::: Text shown :::
Tuesday, November 30, 2010

On Speculative Poetry: It's the city in drag.

Monday, November 22, 2010

On Bluets:

I picked up Maggie Nelson’s Bluets. As in, I picked it up in a bookstore, flipped through a few pages, became snagged. Then, I walked to the café end of the bookstore, ordered coffee, found a table, read a few more pages, and then, after reading this passage:

As I collected blues for this project—in folders, in boxes, in notebooks, in memory—I imagined creating a blue tome, an encyclopedic compendium of blue observations, thoughts, and facts. But as I lay out my colletion now, what strikes me most is its anemia—an anemia that seems to stand in direct proportion to my zeal. I thought I had collected enough blue to build a mountain, albeit one of detritus. But it seems to me now as if I have stumbled upon a pile of thin blue gels scattered on the stage long after th show has come and gone; the set, striked

I walked promptly to the cash register and bought the book. On the train, I finished the slim volume and then began again. It’s a book of lyric essays that are meditations on blue, blue in all its historical, religious and cultural radiations, and the author’s own struggle with depression and loss. Its agility to move between her own personal travails and her scholarship reminds me of Anne Carson’s Glass Essay, the piece where Carson movingly writes about Charlotte Bronte’s life and her own heartbreak. Bluets is a lyric study on perceptions of color, beauty, eros and love. But also, the book is about the act of searching; her process of researching blue becomes an act of passion itself, from the blue curios she examines, to ransacking her own memories of her ex-lover, to reading about saints who gouge out their blue eyes, to her small surprised encounters with blue. There’s a kind of collector’s quality to Nelson’s writing in the way she amasses blue encounters, which leads me to Benjamin’s quote about the collector:

“Among children, collecting is only one process of renewal; other processes are the painting of objects, the cutting out of figures, the application fo decals…the renew the old world—that is the collector’s deepest desire when he is driven to acquire new things.”

And this--

“Thus there is in the life of a collector a dialectical tensions between the poles of disorder and order. Naturally, his existence is tied to many other things as well: to a very mysterious relationship to ownership, something about which we shall have more to say later; also, to a relationship to objects which does not emphasize their functional value—but studies as loves them as the scene, the stage, of their fate.”

which aligns with Nelson’s approach towards the color blue, a color that she seems to study as scene, stage, fate. Lyric poems that focus in on the personal lived experience can often feel myopically self-absorbed but Nelson’s Bluets is a gift that must be shared.

Sunday, November 21, 2010

I might write a personal essay about the music I listened to when I was teenager in LA. I began tentative research (more an excuse to tumble my way down the nostalgia rabbit hole) and came across live footage of bands that played at my favorite scrappy under-age club, Jabberjaw, that’s now defunct.

Jabberjaw was a godsend for lonely, music-starved teenagers who couldn’t get into the 21 and over clubs. It cost five dollars to get in. They only served coffee and sodas and no one gave you attitude at the door. It was an especially welcoming—if grotty—place for geeky sixteen year olds. They had some great bands come and play during the 90’s: Unwound, Bikini Kill, Jon Spencer Blues Explosion, The Gits, etc.
::: Dataset entries :::
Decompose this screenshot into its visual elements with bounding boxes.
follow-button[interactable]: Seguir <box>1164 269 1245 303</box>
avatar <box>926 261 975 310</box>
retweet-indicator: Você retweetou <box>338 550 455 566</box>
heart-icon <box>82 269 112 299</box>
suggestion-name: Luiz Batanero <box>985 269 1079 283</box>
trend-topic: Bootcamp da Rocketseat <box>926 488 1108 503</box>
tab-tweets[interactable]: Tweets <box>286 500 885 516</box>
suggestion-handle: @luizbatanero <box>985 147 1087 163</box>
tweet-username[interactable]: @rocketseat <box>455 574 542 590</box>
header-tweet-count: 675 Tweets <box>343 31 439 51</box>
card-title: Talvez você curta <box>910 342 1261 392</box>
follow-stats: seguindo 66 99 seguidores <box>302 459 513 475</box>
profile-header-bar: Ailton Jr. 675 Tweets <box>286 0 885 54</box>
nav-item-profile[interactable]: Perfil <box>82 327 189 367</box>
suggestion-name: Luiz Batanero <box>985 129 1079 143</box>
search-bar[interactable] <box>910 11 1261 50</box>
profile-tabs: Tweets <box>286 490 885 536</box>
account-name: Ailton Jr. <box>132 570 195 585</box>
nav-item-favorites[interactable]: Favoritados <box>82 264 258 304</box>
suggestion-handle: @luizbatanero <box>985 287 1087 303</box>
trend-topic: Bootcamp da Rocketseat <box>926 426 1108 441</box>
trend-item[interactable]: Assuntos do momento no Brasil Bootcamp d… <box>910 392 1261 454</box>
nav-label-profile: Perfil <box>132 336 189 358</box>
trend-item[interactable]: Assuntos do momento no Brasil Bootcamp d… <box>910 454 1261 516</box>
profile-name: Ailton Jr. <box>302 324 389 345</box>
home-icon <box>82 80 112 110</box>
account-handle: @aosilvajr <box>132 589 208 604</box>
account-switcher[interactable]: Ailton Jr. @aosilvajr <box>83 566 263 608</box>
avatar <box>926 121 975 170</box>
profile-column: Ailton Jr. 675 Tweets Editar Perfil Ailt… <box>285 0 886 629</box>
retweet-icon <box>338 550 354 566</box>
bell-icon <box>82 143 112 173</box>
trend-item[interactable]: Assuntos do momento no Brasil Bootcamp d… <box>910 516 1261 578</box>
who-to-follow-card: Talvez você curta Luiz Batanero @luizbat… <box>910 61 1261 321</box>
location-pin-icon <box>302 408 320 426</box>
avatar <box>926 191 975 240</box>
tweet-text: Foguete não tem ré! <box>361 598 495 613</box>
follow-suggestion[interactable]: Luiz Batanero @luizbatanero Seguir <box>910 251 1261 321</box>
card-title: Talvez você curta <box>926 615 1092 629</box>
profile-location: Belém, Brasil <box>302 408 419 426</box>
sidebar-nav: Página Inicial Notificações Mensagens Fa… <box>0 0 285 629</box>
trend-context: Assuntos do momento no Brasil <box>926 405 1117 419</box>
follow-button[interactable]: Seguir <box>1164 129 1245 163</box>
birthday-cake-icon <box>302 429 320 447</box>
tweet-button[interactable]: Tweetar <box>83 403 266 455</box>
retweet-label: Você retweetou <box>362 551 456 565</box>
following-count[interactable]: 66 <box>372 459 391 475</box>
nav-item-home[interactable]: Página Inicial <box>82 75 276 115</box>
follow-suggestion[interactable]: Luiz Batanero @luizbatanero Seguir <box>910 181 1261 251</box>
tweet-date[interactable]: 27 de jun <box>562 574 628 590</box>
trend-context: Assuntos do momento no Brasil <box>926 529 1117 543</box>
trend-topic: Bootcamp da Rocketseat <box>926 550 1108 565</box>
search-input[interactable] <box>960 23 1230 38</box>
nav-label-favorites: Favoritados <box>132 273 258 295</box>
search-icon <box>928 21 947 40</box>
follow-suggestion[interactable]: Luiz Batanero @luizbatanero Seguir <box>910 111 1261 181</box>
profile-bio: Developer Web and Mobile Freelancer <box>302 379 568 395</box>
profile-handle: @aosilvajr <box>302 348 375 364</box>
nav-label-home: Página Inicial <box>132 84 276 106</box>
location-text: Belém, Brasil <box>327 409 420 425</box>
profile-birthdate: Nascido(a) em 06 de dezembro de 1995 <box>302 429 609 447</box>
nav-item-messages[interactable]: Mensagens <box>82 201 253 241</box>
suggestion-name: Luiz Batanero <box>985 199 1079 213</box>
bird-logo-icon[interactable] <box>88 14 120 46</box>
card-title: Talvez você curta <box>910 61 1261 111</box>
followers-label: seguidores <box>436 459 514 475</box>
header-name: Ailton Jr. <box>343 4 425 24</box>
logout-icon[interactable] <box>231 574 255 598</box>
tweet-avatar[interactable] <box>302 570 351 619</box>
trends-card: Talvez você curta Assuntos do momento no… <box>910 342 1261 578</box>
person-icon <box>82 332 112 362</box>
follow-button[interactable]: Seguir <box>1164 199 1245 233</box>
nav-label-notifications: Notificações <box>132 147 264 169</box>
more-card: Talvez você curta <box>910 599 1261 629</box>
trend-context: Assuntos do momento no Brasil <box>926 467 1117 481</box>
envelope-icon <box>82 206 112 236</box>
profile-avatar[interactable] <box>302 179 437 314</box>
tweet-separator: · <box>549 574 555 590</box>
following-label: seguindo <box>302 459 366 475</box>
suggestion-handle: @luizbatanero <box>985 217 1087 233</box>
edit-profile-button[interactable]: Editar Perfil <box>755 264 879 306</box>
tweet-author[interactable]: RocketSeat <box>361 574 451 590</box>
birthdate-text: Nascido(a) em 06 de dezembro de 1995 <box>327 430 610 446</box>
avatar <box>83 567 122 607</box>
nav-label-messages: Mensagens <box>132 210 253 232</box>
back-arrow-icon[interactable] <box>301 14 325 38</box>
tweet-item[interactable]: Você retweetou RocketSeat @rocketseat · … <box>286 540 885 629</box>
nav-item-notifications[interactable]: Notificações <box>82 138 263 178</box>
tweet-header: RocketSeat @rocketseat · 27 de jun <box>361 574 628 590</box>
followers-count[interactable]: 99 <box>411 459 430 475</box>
:::
What to do —
1. Answer these from the blog posts:
(a) What did it cost to get into Jabberjaw?
(b) Which Anne Carson piece does Bluets remind the writer of?
(c) Where did the writer finish reading Bluets?
2. Copy out everything in the blog posts from "which aligns with" down to "must be shared.".

Task-by-task solutions —
1.
(a) Five dollars.
(b) Glass Essay.
(c) On the train.

2.
which aligns with Nelson’s approach towards the color blue, a color that she seems to study as scene, stage, fate. Lyric poems that focus in on the personal lived experience can often feel myopically self-absorbed but Nelson’s Bluets is a gift that must be shared.